Only the pictures stay out; every record is to be quoted exactly.

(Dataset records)
—————

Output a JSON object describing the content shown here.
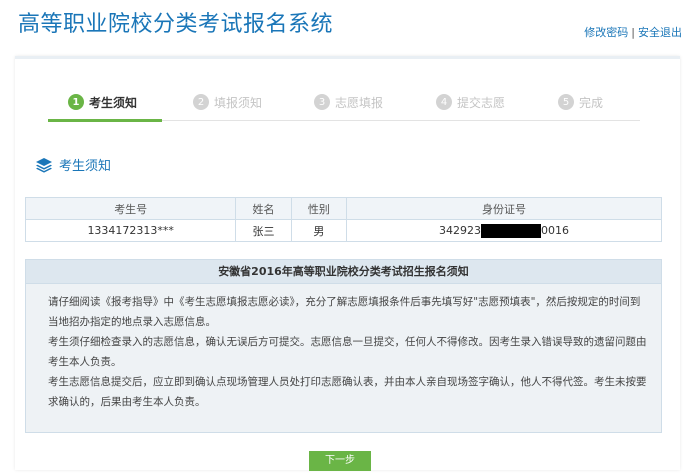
{
  "header": {
    "title": "高等职业院校分类考试报名系统",
    "change_password": "修改密码",
    "separator": "|",
    "logout": "安全退出"
  },
  "steps": [
    {
      "num": "1",
      "label": "考生须知",
      "active": true
    },
    {
      "num": "2",
      "label": "填报须知",
      "active": false
    },
    {
      "num": "3",
      "label": "志愿填报",
      "active": false
    },
    {
      "num": "4",
      "label": "提交志愿",
      "active": false
    },
    {
      "num": "5",
      "label": "完成",
      "active": false
    }
  ],
  "section": {
    "title": "考生须知",
    "icon": "stack-icon"
  },
  "table": {
    "headers": [
      "考生号",
      "姓名",
      "性别",
      "身份证号"
    ],
    "row": {
      "exam_no": "1334172313***",
      "name": "张三",
      "gender": "男",
      "id_prefix": "342923",
      "id_suffix": "0016"
    }
  },
  "notice": {
    "title": "安徽省2016年高等职业院校分类考试招生报名须知",
    "paragraphs": [
      "请仔细阅读《报考指导》中《考生志愿填报志愿必读》，充分了解志愿填报条件后事先填写好\"志愿预填表\"，然后按规定的时间到当地招办指定的地点录入志愿信息。",
      "考生须仔细检查录入的志愿信息，确认无误后方可提交。志愿信息一旦提交，任何人不得修改。因考生录入错误导致的遗留问题由考生本人负责。",
      "考生志愿信息提交后，应立即到确认点现场管理人员处打印志愿确认表，并由本人亲自现场签字确认，他人不得代签。考生未按要求确认的，后果由考生本人负责。"
    ]
  },
  "buttons": {
    "next": "下一步"
  },
  "colors": {
    "brand_blue": "#1a76b8",
    "step_active_green": "#6ab546",
    "step_inactive_gray": "#d3d3d3"
  }
}
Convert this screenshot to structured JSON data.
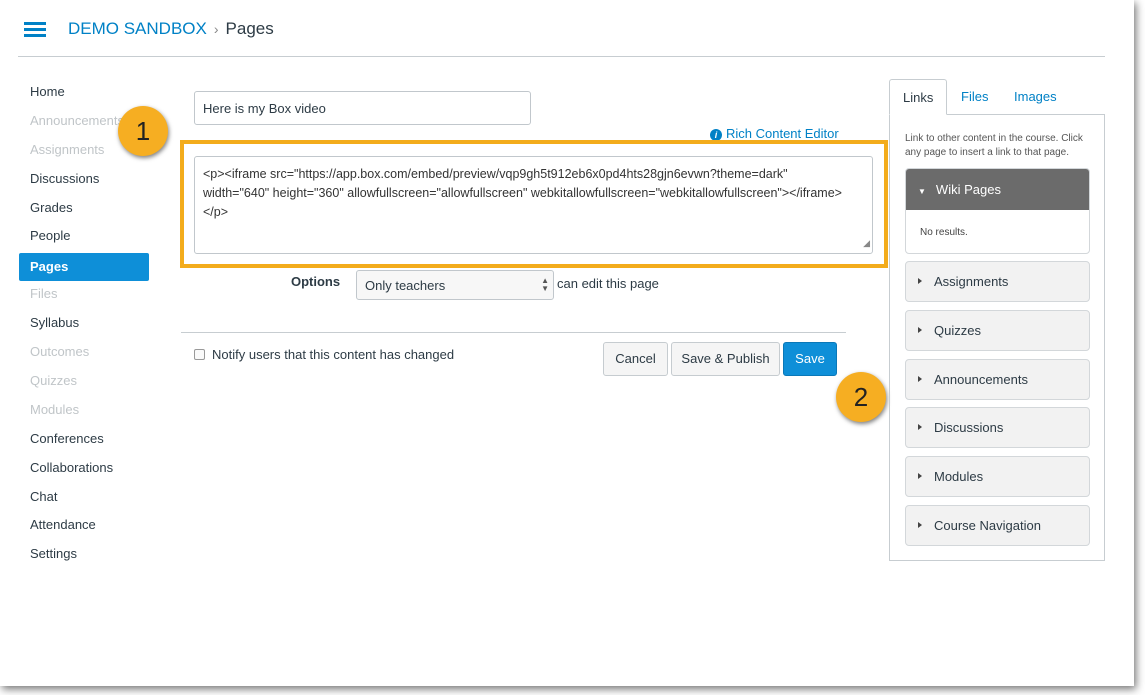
{
  "header": {
    "breadcrumb": [
      "DEMO SANDBOX",
      "Pages"
    ],
    "separator": "›"
  },
  "sidebar": {
    "items": [
      {
        "label": "Home",
        "state": "enabled"
      },
      {
        "label": "Announcements",
        "state": "disabled"
      },
      {
        "label": "Assignments",
        "state": "disabled"
      },
      {
        "label": "Discussions",
        "state": "enabled"
      },
      {
        "label": "Grades",
        "state": "enabled"
      },
      {
        "label": "People",
        "state": "enabled"
      },
      {
        "label": "Pages",
        "state": "active"
      },
      {
        "label": "Files",
        "state": "disabled"
      },
      {
        "label": "Syllabus",
        "state": "enabled"
      },
      {
        "label": "Outcomes",
        "state": "disabled"
      },
      {
        "label": "Quizzes",
        "state": "disabled"
      },
      {
        "label": "Modules",
        "state": "disabled"
      },
      {
        "label": "Conferences",
        "state": "enabled"
      },
      {
        "label": "Collaborations",
        "state": "enabled"
      },
      {
        "label": "Chat",
        "state": "enabled"
      },
      {
        "label": "Attendance",
        "state": "enabled"
      },
      {
        "label": "Settings",
        "state": "enabled"
      }
    ]
  },
  "editor": {
    "title_value": "Here is my Box video",
    "rce_link": "Rich Content Editor",
    "rce_icon": "info-icon",
    "html_lines": [
      "<p><iframe src=\"https://app.box.com/embed/preview/vqp9gh5t912eb6x0pd4hts28gjn6evwn?theme=dark\"",
      "width=\"640\" height=\"360\" allowfullscreen=\"allowfullscreen\" webkitallowfullscreen=\"webkitallowfullscreen\"></iframe>",
      "</p>"
    ],
    "options_label": "Options",
    "options_value": "Only teachers",
    "options_suffix": "can edit this page",
    "notify_label": "Notify users that this content has changed",
    "notify_checked": false,
    "cancel": "Cancel",
    "save_publish": "Save & Publish",
    "save": "Save"
  },
  "callouts": {
    "one": "1",
    "two": "2",
    "color": "#f6ae22"
  },
  "right_panel": {
    "tabs": [
      "Links",
      "Files",
      "Images"
    ],
    "active_tab": "Links",
    "description": "Link to other content in the course. Click any page to insert a link to that page.",
    "wiki_pages": "Wiki Pages",
    "no_results": "No results.",
    "sections": [
      "Assignments",
      "Quizzes",
      "Announcements",
      "Discussions",
      "Modules",
      "Course Navigation"
    ]
  },
  "colors": {
    "accent": "#0081c6",
    "highlight": "#f3ac1c",
    "save": "#0e8fd8"
  }
}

—————

● **RESULT OF THE TASK**:
Output a JSON object describing the content shown here.
{
  "header": {
    "title": "高等职业院校分类考试报名系统",
    "change_password": "修改密码",
    "separator": "|",
    "logout": "安全退出"
  },
  "steps": [
    {
      "num": "1",
      "label": "考生须知",
      "active": true
    },
    {
      "num": "2",
      "label": "填报须知",
      "active": false
    },
    {
      "num": "3",
      "label": "志愿填报",
      "active": false
    },
    {
      "num": "4",
      "label": "提交志愿",
      "active": false
    },
    {
      "num": "5",
      "label": "完成",
      "active": false
    }
  ],
  "section": {
    "title": "考生须知",
    "icon": "stack-icon"
  },
  "table": {
    "headers": [
      "考生号",
      "姓名",
      "性别",
      "身份证号"
    ],
    "row": {
      "exam_no": "1334172313***",
      "name": "张三",
      "gender": "男",
      "id_prefix": "342923",
      "id_suffix": "0016"
    }
  },
  "notice": {
    "title": "安徽省2016年高等职业院校分类考试招生报名须知",
    "paragraphs": [
      "请仔细阅读《报考指导》中《考生志愿填报志愿必读》，充分了解志愿填报条件后事先填写好\"志愿预填表\"，然后按规定的时间到当地招办指定的地点录入志愿信息。",
      "考生须仔细检查录入的志愿信息，确认无误后方可提交。志愿信息一旦提交，任何人不得修改。因考生录入错误导致的遗留问题由考生本人负责。",
      "考生志愿信息提交后，应立即到确认点现场管理人员处打印志愿确认表，并由本人亲自现场签字确认，他人不得代签。考生未按要求确认的，后果由考生本人负责。"
    ]
  },
  "buttons": {
    "next": "下一步"
  },
  "colors": {
    "brand_blue": "#1a76b8",
    "step_active_green": "#6ab546",
    "step_inactive_gray": "#d3d3d3"
  }
}
Convert this screenshot to structured JSON data.
{
  "header": {
    "breadcrumb": [
      "DEMO SANDBOX",
      "Pages"
    ],
    "separator": "›"
  },
  "sidebar": {
    "items": [
      {
        "label": "Home",
        "state": "enabled"
      },
      {
        "label": "Announcements",
        "state": "disabled"
      },
      {
        "label": "Assignments",
        "state": "disabled"
      },
      {
        "label": "Discussions",
        "state": "enabled"
      },
      {
        "label": "Grades",
        "state": "enabled"
      },
      {
        "label": "People",
        "state": "enabled"
      },
      {
        "label": "Pages",
        "state": "active"
      },
      {
        "label": "Files",
        "state": "disabled"
      },
      {
        "label": "Syllabus",
        "state": "enabled"
      },
      {
        "label": "Outcomes",
        "state": "disabled"
      },
      {
        "label": "Quizzes",
        "state": "disabled"
      },
      {
        "label": "Modules",
        "state": "disabled"
      },
      {
        "label": "Conferences",
        "state": "enabled"
      },
      {
        "label": "Collaborations",
        "state": "enabled"
      },
      {
        "label": "Chat",
        "state": "enabled"
      },
      {
        "label": "Attendance",
        "state": "enabled"
      },
      {
        "label": "Settings",
        "state": "enabled"
      }
    ]
  },
  "editor": {
    "title_value": "Here is my Box video",
    "rce_link": "Rich Content Editor",
    "rce_icon": "info-icon",
    "html_lines": [
      "<p><iframe src=\"https://app.box.com/embed/preview/vqp9gh5t912eb6x0pd4hts28gjn6evwn?theme=dark\"",
      "width=\"640\" height=\"360\" allowfullscreen=\"allowfullscreen\" webkitallowfullscreen=\"webkitallowfullscreen\"></iframe>",
      "</p>"
    ],
    "options_label": "Options",
    "options_value": "Only teachers",
    "options_suffix": "can edit this page",
    "notify_label": "Notify users that this content has changed",
    "notify_checked": false,
    "cancel": "Cancel",
    "save_publish": "Save & Publish",
    "save": "Save"
  },
  "callouts": {
    "one": "1",
    "two": "2",
    "color": "#f6ae22"
  },
  "right_panel": {
    "tabs": [
      "Links",
      "Files",
      "Images"
    ],
    "active_tab": "Links",
    "description": "Link to other content in the course. Click any page to insert a link to that page.",
    "wiki_pages": "Wiki Pages",
    "no_results": "No results.",
    "sections": [
      "Assignments",
      "Quizzes",
      "Announcements",
      "Discussions",
      "Modules",
      "Course Navigation"
    ]
  },
  "colors": {
    "accent": "#0081c6",
    "highlight": "#f3ac1c",
    "save": "#0e8fd8"
  }
}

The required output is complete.